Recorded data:

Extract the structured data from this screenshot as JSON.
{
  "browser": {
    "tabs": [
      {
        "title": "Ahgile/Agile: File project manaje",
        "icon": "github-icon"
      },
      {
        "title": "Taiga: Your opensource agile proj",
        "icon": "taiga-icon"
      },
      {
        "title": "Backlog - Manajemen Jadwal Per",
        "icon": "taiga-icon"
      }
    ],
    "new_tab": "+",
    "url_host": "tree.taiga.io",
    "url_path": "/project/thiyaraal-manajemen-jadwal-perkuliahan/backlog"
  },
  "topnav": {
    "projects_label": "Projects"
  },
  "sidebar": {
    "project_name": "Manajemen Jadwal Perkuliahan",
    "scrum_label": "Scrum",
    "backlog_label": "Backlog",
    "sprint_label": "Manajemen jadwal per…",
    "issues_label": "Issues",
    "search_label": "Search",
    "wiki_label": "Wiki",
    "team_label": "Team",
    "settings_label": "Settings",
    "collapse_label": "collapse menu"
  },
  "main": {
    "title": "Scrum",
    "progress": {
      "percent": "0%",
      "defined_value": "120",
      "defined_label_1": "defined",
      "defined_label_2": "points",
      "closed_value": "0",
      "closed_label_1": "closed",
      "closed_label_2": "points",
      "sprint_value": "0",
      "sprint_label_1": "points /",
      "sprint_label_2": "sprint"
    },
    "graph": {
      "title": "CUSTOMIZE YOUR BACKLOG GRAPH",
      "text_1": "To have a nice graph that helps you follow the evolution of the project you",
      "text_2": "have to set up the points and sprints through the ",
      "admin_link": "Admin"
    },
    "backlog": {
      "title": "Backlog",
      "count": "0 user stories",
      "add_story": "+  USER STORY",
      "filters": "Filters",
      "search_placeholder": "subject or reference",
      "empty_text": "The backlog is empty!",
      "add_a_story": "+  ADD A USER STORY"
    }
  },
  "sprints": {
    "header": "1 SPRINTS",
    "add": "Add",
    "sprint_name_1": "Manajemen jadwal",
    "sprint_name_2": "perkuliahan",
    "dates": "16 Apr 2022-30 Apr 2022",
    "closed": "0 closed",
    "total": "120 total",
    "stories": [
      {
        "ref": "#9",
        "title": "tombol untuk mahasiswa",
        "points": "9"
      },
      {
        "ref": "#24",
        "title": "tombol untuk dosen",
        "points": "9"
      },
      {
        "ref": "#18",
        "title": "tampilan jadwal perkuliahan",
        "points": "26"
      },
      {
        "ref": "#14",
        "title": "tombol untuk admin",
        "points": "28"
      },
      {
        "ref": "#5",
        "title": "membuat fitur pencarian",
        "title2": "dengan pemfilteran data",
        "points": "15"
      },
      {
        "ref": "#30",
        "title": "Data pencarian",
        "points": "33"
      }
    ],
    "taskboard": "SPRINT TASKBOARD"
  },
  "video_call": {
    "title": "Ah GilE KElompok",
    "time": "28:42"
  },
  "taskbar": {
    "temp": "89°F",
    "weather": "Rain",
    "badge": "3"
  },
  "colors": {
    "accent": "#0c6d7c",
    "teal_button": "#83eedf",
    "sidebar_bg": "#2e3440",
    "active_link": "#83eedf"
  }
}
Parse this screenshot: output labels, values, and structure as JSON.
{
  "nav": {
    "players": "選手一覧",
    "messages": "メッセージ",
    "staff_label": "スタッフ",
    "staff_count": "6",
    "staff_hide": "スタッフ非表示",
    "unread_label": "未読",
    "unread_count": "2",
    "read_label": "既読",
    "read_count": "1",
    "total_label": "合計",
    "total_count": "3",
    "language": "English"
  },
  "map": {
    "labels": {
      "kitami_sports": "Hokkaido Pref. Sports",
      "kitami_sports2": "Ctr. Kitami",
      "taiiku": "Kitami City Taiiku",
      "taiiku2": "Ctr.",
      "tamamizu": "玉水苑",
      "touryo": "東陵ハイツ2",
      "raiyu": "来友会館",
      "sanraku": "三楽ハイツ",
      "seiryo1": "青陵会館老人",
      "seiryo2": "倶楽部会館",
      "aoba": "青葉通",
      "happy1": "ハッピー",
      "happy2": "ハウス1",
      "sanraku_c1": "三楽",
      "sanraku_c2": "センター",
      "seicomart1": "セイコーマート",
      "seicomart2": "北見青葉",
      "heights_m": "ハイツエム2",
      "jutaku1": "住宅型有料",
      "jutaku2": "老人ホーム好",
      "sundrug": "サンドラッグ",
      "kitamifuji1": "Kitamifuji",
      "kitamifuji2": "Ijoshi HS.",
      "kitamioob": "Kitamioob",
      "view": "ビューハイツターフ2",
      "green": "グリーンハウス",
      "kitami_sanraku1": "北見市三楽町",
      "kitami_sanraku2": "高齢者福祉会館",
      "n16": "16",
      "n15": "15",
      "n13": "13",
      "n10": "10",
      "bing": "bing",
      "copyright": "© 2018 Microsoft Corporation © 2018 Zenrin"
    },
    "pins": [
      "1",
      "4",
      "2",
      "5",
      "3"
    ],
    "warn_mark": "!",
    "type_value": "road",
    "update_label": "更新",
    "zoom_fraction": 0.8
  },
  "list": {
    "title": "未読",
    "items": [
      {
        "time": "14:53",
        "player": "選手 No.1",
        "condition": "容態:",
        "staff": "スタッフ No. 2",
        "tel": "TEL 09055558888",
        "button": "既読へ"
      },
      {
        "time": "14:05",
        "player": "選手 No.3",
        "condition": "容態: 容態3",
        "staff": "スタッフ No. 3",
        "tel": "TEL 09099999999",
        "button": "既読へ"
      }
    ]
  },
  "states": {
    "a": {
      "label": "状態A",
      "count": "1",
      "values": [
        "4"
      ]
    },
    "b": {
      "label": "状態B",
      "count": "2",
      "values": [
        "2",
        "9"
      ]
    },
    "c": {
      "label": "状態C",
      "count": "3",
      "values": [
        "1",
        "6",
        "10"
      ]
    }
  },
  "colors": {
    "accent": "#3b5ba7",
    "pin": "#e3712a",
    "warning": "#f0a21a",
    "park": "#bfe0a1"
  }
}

== TASK DESCRIPTION ==
All of the entries above need to be reproduced exactly.

== EXERCISE SOLUTION ==
Extract the structured data from this screenshot as JSON.
{
  "browser": {
    "tabs": [
      {
        "title": "Ahgile/Agile: File project manaje",
        "icon": "github-icon"
      },
      {
        "title": "Taiga: Your opensource agile proj",
        "icon": "taiga-icon"
      },
      {
        "title": "Backlog - Manajemen Jadwal Per",
        "icon": "taiga-icon"
      }
    ],
    "new_tab": "+",
    "url_host": "tree.taiga.io",
    "url_path": "/project/thiyaraal-manajemen-jadwal-perkuliahan/backlog"
  },
  "topnav": {
    "projects_label": "Projects"
  },
  "sidebar": {
    "project_name": "Manajemen Jadwal Perkuliahan",
    "scrum_label": "Scrum",
    "backlog_label": "Backlog",
    "sprint_label": "Manajemen jadwal per…",
    "issues_label": "Issues",
    "search_label": "Search",
    "wiki_label": "Wiki",
    "team_label": "Team",
    "settings_label": "Settings",
    "collapse_label": "collapse menu"
  },
  "main": {
    "title": "Scrum",
    "progress": {
      "percent": "0%",
      "defined_value": "120",
      "defined_label_1": "defined",
      "defined_label_2": "points",
      "closed_value": "0",
      "closed_label_1": "closed",
      "closed_label_2": "points",
      "sprint_value": "0",
      "sprint_label_1": "points /",
      "sprint_label_2": "sprint"
    },
    "graph": {
      "title": "CUSTOMIZE YOUR BACKLOG GRAPH",
      "text_1": "To have a nice graph that helps you follow the evolution of the project you",
      "text_2": "have to set up the points and sprints through the ",
      "admin_link": "Admin"
    },
    "backlog": {
      "title": "Backlog",
      "count": "0 user stories",
      "add_story": "+  USER STORY",
      "filters": "Filters",
      "search_placeholder": "subject or reference",
      "empty_text": "The backlog is empty!",
      "add_a_story": "+  ADD A USER STORY"
    }
  },
  "sprints": {
    "header": "1 SPRINTS",
    "add": "Add",
    "sprint_name_1": "Manajemen jadwal",
    "sprint_name_2": "perkuliahan",
    "dates": "16 Apr 2022-30 Apr 2022",
    "closed": "0 closed",
    "total": "120 total",
    "stories": [
      {
        "ref": "#9",
        "title": "tombol untuk mahasiswa",
        "points": "9"
      },
      {
        "ref": "#24",
        "title": "tombol untuk dosen",
        "points": "9"
      },
      {
        "ref": "#18",
        "title": "tampilan jadwal perkuliahan",
        "points": "26"
      },
      {
        "ref": "#14",
        "title": "tombol untuk admin",
        "points": "28"
      },
      {
        "ref": "#5",
        "title": "membuat fitur pencarian",
        "title2": "dengan pemfilteran data",
        "points": "15"
      },
      {
        "ref": "#30",
        "title": "Data pencarian",
        "points": "33"
      }
    ],
    "taskboard": "SPRINT TASKBOARD"
  },
  "video_call": {
    "title": "Ah GilE KElompok",
    "time": "28:42"
  },
  "taskbar": {
    "temp": "89°F",
    "weather": "Rain",
    "badge": "3"
  },
  "colors": {
    "accent": "#0c6d7c",
    "teal_button": "#83eedf",
    "sidebar_bg": "#2e3440",
    "active_link": "#83eedf"
  }
}
Parse this screenshot: output labels, values, and structure as JSON.
{
  "nav": {
    "players": "選手一覧",
    "messages": "メッセージ",
    "staff_label": "スタッフ",
    "staff_count": "6",
    "staff_hide": "スタッフ非表示",
    "unread_label": "未読",
    "unread_count": "2",
    "read_label": "既読",
    "read_count": "1",
    "total_label": "合計",
    "total_count": "3",
    "language": "English"
  },
  "map": {
    "labels": {
      "kitami_sports": "Hokkaido Pref. Sports",
      "kitami_sports2": "Ctr. Kitami",
      "taiiku": "Kitami City Taiiku",
      "taiiku2": "Ctr.",
      "tamamizu": "玉水苑",
      "touryo": "東陵ハイツ2",
      "raiyu": "来友会館",
      "sanraku": "三楽ハイツ",
      "seiryo1": "青陵会館老人",
      "seiryo2": "倶楽部会館",
      "aoba": "青葉通",
      "happy1": "ハッピー",
      "happy2": "ハウス1",
      "sanraku_c1": "三楽",
      "sanraku_c2": "センター",
      "seicomart1": "セイコーマート",
      "seicomart2": "北見青葉",
      "heights_m": "ハイツエム2",
      "jutaku1": "住宅型有料",
      "jutaku2": "老人ホーム好",
      "sundrug": "サンドラッグ",
      "kitamifuji1": "Kitamifuji",
      "kitamifuji2": "Ijoshi HS.",
      "kitamioob": "Kitamioob",
      "view": "ビューハイツターフ2",
      "green": "グリーンハウス",
      "kitami_sanraku1": "北見市三楽町",
      "kitami_sanraku2": "高齢者福祉会館",
      "n16": "16",
      "n15": "15",
      "n13": "13",
      "n10": "10",
      "bing": "bing",
      "copyright": "© 2018 Microsoft Corporation © 2018 Zenrin"
    },
    "pins": [
      "1",
      "4",
      "2",
      "5",
      "3"
    ],
    "warn_mark": "!",
    "type_value": "road",
    "update_label": "更新",
    "zoom_fraction": 0.8
  },
  "list": {
    "title": "未読",
    "items": [
      {
        "time": "14:53",
        "player": "選手 No.1",
        "condition": "容態:",
        "staff": "スタッフ No. 2",
        "tel": "TEL 09055558888",
        "button": "既読へ"
      },
      {
        "time": "14:05",
        "player": "選手 No.3",
        "condition": "容態: 容態3",
        "staff": "スタッフ No. 3",
        "tel": "TEL 09099999999",
        "button": "既読へ"
      }
    ]
  },
  "states": {
    "a": {
      "label": "状態A",
      "count": "1",
      "values": [
        "4"
      ]
    },
    "b": {
      "label": "状態B",
      "count": "2",
      "values": [
        "2",
        "9"
      ]
    },
    "c": {
      "label": "状態C",
      "count": "3",
      "values": [
        "1",
        "6",
        "10"
      ]
    }
  },
  "colors": {
    "accent": "#3b5ba7",
    "pin": "#e3712a",
    "warning": "#f0a21a",
    "park": "#bfe0a1"
  }
}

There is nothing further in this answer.